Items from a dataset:
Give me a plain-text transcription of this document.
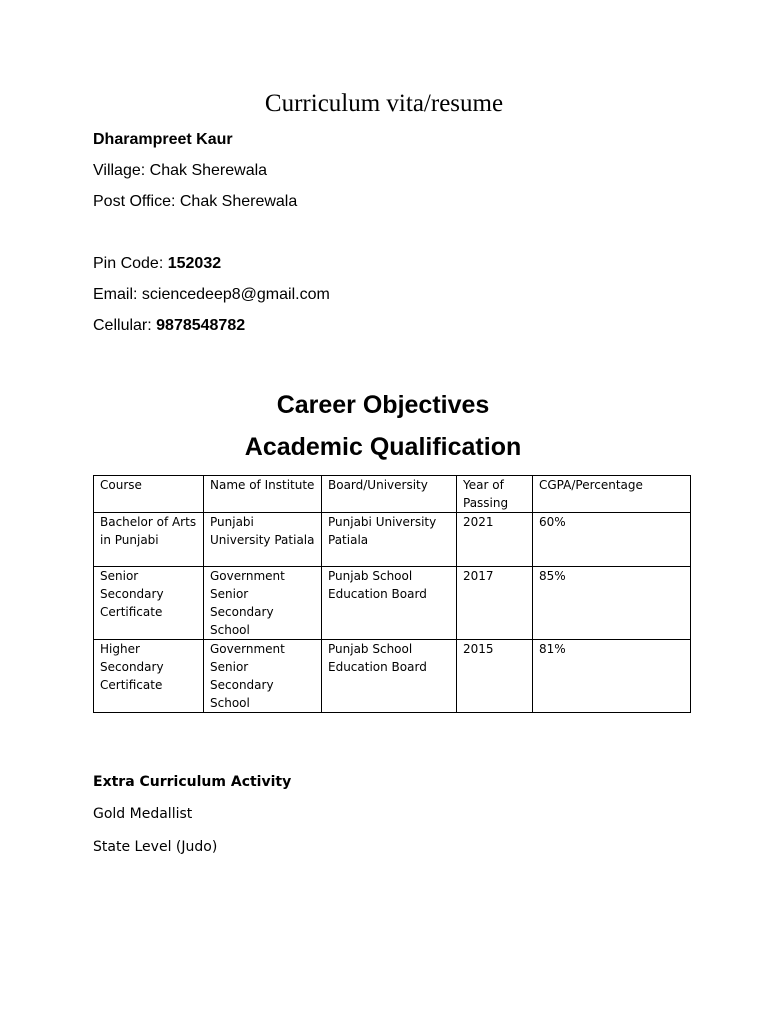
Curriculum vita/resume
Dharampreet Kaur
Village: Chak Sherewala
Post Office: Chak Sherewala
Pin Code: 152032
Email: sciencedeep8@gmail.com
Cellular: 9878548782
Career Objectives
Academic Qualification
Course	Name of Institute	Board/University	Year of Passing	CGPA/Percentage
Bachelor of Arts in Punjabi	Punjabi University Patiala	Punjabi University Patiala	2021	60%
Senior Secondary Certificate	Government Senior Secondary School	Punjab School Education Board	2017	85%
Higher Secondary Certificate	Government Senior Secondary School	Punjab School Education Board	2015	81%
Extra Curriculum Activity
Gold Medallist
State Level (Judo)
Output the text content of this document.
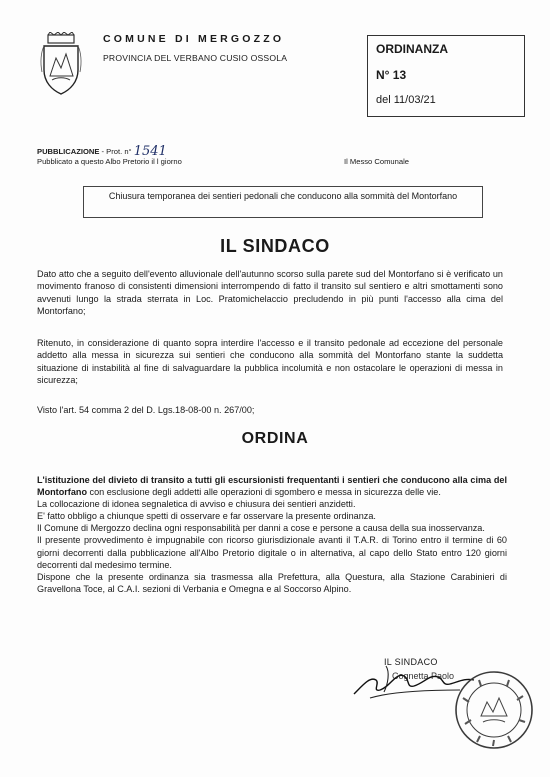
COMUNE DI MERGOZZO
PROVINCIA DEL VERBANO CUSIO OSSOLA
ORDINANZA
N° 13
del 11/03/21
PUBBLICAZIONE - Prot. n° 1541
Pubblicato a questo Albo Pretorio il l giorno	Il Messo Comunale
Chiusura temporanea dei sentieri pedonali che conducono alla sommità del Montorfano
IL SINDACO

Dato atto che a seguito dell'evento alluvionale dell'autunno scorso sulla parete sud del Montorfano si è verificato un movimento franoso di consistenti dimensioni interrompendo di fatto il transito sul sentiero e altri smottamenti sono avvenuti lungo la strada sterrata in Loc. Pratomichelaccio precludendo in più punti l'accesso alla cima del Montorfano;

Ritenuto, in considerazione di quanto sopra interdire l'accesso e il transito pedonale ad eccezione del personale addetto alla messa in sicurezza sui sentieri che conducono alla sommità del Montorfano stante la suddetta situazione di instabilità al fine di salvaguardare la pubblica incolumità e non ostacolare le operazioni di messa in sicurezza;

Visto l'art. 54 comma 2 del D. Lgs.18-08-00 n. 267/00;

ORDINA

L'istituzione del divieto di transito a tutti gli escursionisti frequentanti i sentieri che conducono alla cima del Montorfano con esclusione degli addetti alle operazioni di sgombero e messa in sicurezza delle vie.

La collocazione di idonea segnaletica di avviso e chiusura dei sentieri anzidetti.

E' fatto obbligo a chiunque spetti di osservare e far osservare la presente ordinanza.

Il Comune di Mergozzo declina ogni responsabilità per danni a cose e persone a causa della sua inosservanza.

Il presente provvedimento è impugnabile con ricorso giurisdizionale avanti il T.A.R. di Torino entro il termine di 60 giorni decorrenti dalla pubblicazione all'Albo Pretorio digitale o in alternativa, al capo dello Stato entro 120 giorni decorrenti dal medesimo termine.

Dispone che la presente ordinanza sia trasmessa alla Prefettura, alla Questura, alla Stazione Carabinieri di Gravellona Toce, al C.A.I. sezioni di Verbania e Omegna e al Soccorso Alpino.

IL SINDACO
Cognetta Paolo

**Request:** Only the number is wanted: how many lines above include the word "sentieri"?

**Solution to the problem:** 4